**Do this**
Transcribe the listing in full, excluding any pictures.

-- BEGIN --

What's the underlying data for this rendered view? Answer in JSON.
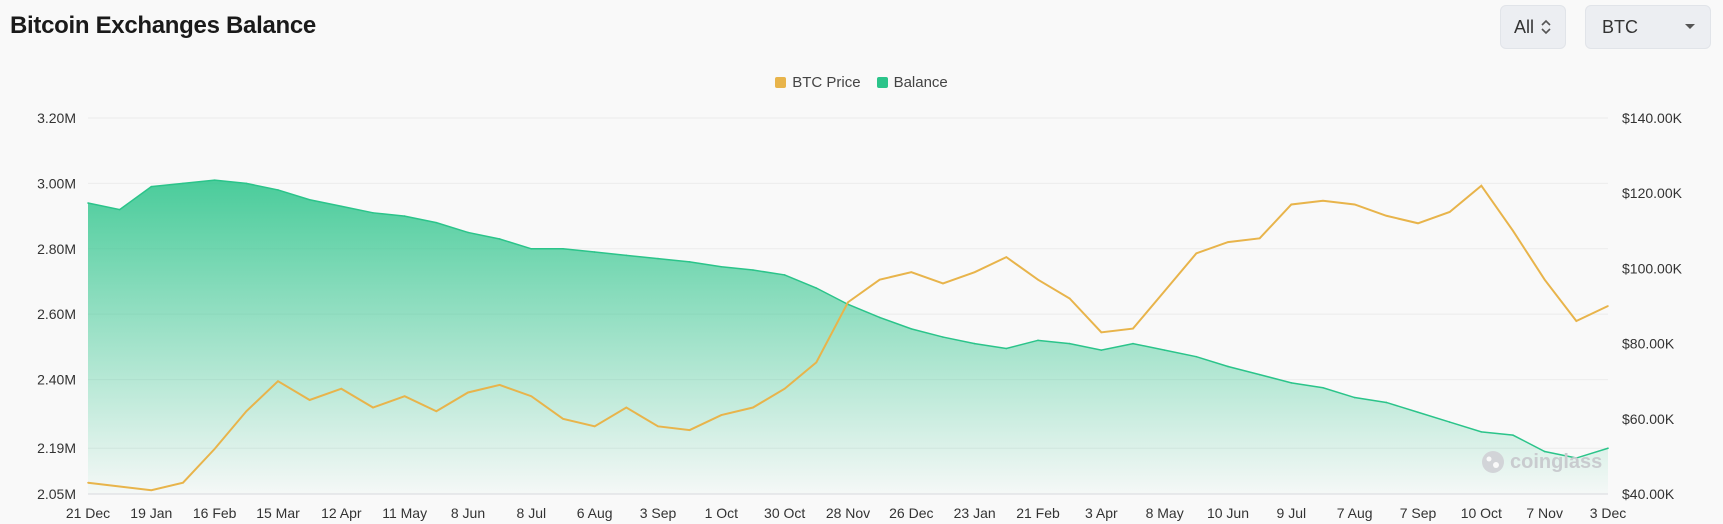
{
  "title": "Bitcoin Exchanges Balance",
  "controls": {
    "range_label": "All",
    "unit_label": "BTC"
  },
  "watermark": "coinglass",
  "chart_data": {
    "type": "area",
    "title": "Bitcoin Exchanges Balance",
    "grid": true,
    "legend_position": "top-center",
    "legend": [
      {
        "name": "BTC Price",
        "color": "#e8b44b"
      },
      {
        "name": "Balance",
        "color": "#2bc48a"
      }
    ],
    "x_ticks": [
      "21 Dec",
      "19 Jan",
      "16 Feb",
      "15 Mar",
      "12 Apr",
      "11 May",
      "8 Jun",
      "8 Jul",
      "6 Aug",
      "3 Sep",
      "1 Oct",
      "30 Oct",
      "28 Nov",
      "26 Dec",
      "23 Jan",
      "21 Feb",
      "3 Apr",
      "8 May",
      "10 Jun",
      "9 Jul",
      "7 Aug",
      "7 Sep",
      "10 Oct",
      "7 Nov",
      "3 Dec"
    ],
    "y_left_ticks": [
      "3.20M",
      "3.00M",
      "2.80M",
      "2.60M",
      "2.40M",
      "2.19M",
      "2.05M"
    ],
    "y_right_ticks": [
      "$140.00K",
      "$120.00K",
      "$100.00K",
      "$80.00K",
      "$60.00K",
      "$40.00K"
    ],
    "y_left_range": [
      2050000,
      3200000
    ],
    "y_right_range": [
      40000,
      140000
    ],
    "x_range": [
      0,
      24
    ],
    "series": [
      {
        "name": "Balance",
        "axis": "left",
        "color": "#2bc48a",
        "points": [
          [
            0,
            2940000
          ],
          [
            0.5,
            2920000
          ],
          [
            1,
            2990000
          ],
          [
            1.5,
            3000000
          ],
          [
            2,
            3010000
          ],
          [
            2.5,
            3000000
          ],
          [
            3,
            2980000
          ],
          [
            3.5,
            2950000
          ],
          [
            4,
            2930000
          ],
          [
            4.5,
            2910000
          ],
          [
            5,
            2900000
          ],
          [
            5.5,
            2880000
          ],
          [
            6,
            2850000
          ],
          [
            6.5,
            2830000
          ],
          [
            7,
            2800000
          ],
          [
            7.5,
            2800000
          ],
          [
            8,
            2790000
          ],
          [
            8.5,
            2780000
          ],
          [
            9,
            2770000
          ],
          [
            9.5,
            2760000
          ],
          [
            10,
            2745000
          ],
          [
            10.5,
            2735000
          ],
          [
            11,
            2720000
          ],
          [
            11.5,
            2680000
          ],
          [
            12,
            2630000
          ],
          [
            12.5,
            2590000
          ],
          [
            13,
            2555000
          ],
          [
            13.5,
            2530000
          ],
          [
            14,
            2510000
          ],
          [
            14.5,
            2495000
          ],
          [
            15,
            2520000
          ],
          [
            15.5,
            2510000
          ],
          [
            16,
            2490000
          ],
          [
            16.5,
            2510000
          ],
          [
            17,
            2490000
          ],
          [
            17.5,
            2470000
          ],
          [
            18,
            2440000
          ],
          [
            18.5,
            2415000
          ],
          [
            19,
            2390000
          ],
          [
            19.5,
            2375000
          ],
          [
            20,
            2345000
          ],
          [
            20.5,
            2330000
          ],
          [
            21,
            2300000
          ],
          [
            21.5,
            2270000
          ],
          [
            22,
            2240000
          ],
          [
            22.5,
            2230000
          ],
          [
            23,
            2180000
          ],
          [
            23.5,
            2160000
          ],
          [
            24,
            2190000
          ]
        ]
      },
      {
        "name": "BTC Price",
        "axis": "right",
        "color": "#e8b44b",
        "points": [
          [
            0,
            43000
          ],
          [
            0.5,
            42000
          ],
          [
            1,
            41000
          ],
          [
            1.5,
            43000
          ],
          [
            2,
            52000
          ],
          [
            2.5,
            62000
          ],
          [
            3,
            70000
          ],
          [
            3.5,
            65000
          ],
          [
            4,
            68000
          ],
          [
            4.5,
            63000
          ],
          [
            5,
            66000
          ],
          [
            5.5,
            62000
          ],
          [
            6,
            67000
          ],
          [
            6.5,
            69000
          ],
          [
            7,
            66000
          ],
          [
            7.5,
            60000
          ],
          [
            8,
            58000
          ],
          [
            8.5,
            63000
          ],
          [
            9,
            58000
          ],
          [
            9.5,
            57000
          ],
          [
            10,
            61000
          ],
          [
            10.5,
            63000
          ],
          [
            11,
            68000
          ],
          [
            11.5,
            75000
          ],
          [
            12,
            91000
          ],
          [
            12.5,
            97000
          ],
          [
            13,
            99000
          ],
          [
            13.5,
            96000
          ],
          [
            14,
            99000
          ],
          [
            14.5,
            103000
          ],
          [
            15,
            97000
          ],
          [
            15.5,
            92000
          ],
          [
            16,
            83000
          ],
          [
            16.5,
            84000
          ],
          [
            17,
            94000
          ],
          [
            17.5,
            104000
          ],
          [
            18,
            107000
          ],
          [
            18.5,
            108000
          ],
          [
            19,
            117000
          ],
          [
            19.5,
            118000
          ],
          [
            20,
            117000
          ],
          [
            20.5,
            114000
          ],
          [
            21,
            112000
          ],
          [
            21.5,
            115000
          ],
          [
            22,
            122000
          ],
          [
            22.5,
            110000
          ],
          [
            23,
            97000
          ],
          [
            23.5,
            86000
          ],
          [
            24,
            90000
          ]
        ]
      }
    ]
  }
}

-- END --

**The solution**
What's the underlying data for this rendered view? Answer in JSON.
{
  "title": "Bitcoin Exchanges Balance",
  "controls": {
    "range_label": "All",
    "unit_label": "BTC"
  },
  "watermark": "coinglass",
  "chart_data": {
    "type": "area",
    "title": "Bitcoin Exchanges Balance",
    "grid": true,
    "legend_position": "top-center",
    "legend": [
      {
        "name": "BTC Price",
        "color": "#e8b44b"
      },
      {
        "name": "Balance",
        "color": "#2bc48a"
      }
    ],
    "x_ticks": [
      "21 Dec",
      "19 Jan",
      "16 Feb",
      "15 Mar",
      "12 Apr",
      "11 May",
      "8 Jun",
      "8 Jul",
      "6 Aug",
      "3 Sep",
      "1 Oct",
      "30 Oct",
      "28 Nov",
      "26 Dec",
      "23 Jan",
      "21 Feb",
      "3 Apr",
      "8 May",
      "10 Jun",
      "9 Jul",
      "7 Aug",
      "7 Sep",
      "10 Oct",
      "7 Nov",
      "3 Dec"
    ],
    "y_left_ticks": [
      "3.20M",
      "3.00M",
      "2.80M",
      "2.60M",
      "2.40M",
      "2.19M",
      "2.05M"
    ],
    "y_right_ticks": [
      "$140.00K",
      "$120.00K",
      "$100.00K",
      "$80.00K",
      "$60.00K",
      "$40.00K"
    ],
    "y_left_range": [
      2050000,
      3200000
    ],
    "y_right_range": [
      40000,
      140000
    ],
    "x_range": [
      0,
      24
    ],
    "series": [
      {
        "name": "Balance",
        "axis": "left",
        "color": "#2bc48a",
        "points": [
          [
            0,
            2940000
          ],
          [
            0.5,
            2920000
          ],
          [
            1,
            2990000
          ],
          [
            1.5,
            3000000
          ],
          [
            2,
            3010000
          ],
          [
            2.5,
            3000000
          ],
          [
            3,
            2980000
          ],
          [
            3.5,
            2950000
          ],
          [
            4,
            2930000
          ],
          [
            4.5,
            2910000
          ],
          [
            5,
            2900000
          ],
          [
            5.5,
            2880000
          ],
          [
            6,
            2850000
          ],
          [
            6.5,
            2830000
          ],
          [
            7,
            2800000
          ],
          [
            7.5,
            2800000
          ],
          [
            8,
            2790000
          ],
          [
            8.5,
            2780000
          ],
          [
            9,
            2770000
          ],
          [
            9.5,
            2760000
          ],
          [
            10,
            2745000
          ],
          [
            10.5,
            2735000
          ],
          [
            11,
            2720000
          ],
          [
            11.5,
            2680000
          ],
          [
            12,
            2630000
          ],
          [
            12.5,
            2590000
          ],
          [
            13,
            2555000
          ],
          [
            13.5,
            2530000
          ],
          [
            14,
            2510000
          ],
          [
            14.5,
            2495000
          ],
          [
            15,
            2520000
          ],
          [
            15.5,
            2510000
          ],
          [
            16,
            2490000
          ],
          [
            16.5,
            2510000
          ],
          [
            17,
            2490000
          ],
          [
            17.5,
            2470000
          ],
          [
            18,
            2440000
          ],
          [
            18.5,
            2415000
          ],
          [
            19,
            2390000
          ],
          [
            19.5,
            2375000
          ],
          [
            20,
            2345000
          ],
          [
            20.5,
            2330000
          ],
          [
            21,
            2300000
          ],
          [
            21.5,
            2270000
          ],
          [
            22,
            2240000
          ],
          [
            22.5,
            2230000
          ],
          [
            23,
            2180000
          ],
          [
            23.5,
            2160000
          ],
          [
            24,
            2190000
          ]
        ]
      },
      {
        "name": "BTC Price",
        "axis": "right",
        "color": "#e8b44b",
        "points": [
          [
            0,
            43000
          ],
          [
            0.5,
            42000
          ],
          [
            1,
            41000
          ],
          [
            1.5,
            43000
          ],
          [
            2,
            52000
          ],
          [
            2.5,
            62000
          ],
          [
            3,
            70000
          ],
          [
            3.5,
            65000
          ],
          [
            4,
            68000
          ],
          [
            4.5,
            63000
          ],
          [
            5,
            66000
          ],
          [
            5.5,
            62000
          ],
          [
            6,
            67000
          ],
          [
            6.5,
            69000
          ],
          [
            7,
            66000
          ],
          [
            7.5,
            60000
          ],
          [
            8,
            58000
          ],
          [
            8.5,
            63000
          ],
          [
            9,
            58000
          ],
          [
            9.5,
            57000
          ],
          [
            10,
            61000
          ],
          [
            10.5,
            63000
          ],
          [
            11,
            68000
          ],
          [
            11.5,
            75000
          ],
          [
            12,
            91000
          ],
          [
            12.5,
            97000
          ],
          [
            13,
            99000
          ],
          [
            13.5,
            96000
          ],
          [
            14,
            99000
          ],
          [
            14.5,
            103000
          ],
          [
            15,
            97000
          ],
          [
            15.5,
            92000
          ],
          [
            16,
            83000
          ],
          [
            16.5,
            84000
          ],
          [
            17,
            94000
          ],
          [
            17.5,
            104000
          ],
          [
            18,
            107000
          ],
          [
            18.5,
            108000
          ],
          [
            19,
            117000
          ],
          [
            19.5,
            118000
          ],
          [
            20,
            117000
          ],
          [
            20.5,
            114000
          ],
          [
            21,
            112000
          ],
          [
            21.5,
            115000
          ],
          [
            22,
            122000
          ],
          [
            22.5,
            110000
          ],
          [
            23,
            97000
          ],
          [
            23.5,
            86000
          ],
          [
            24,
            90000
          ]
        ]
      }
    ]
  }
}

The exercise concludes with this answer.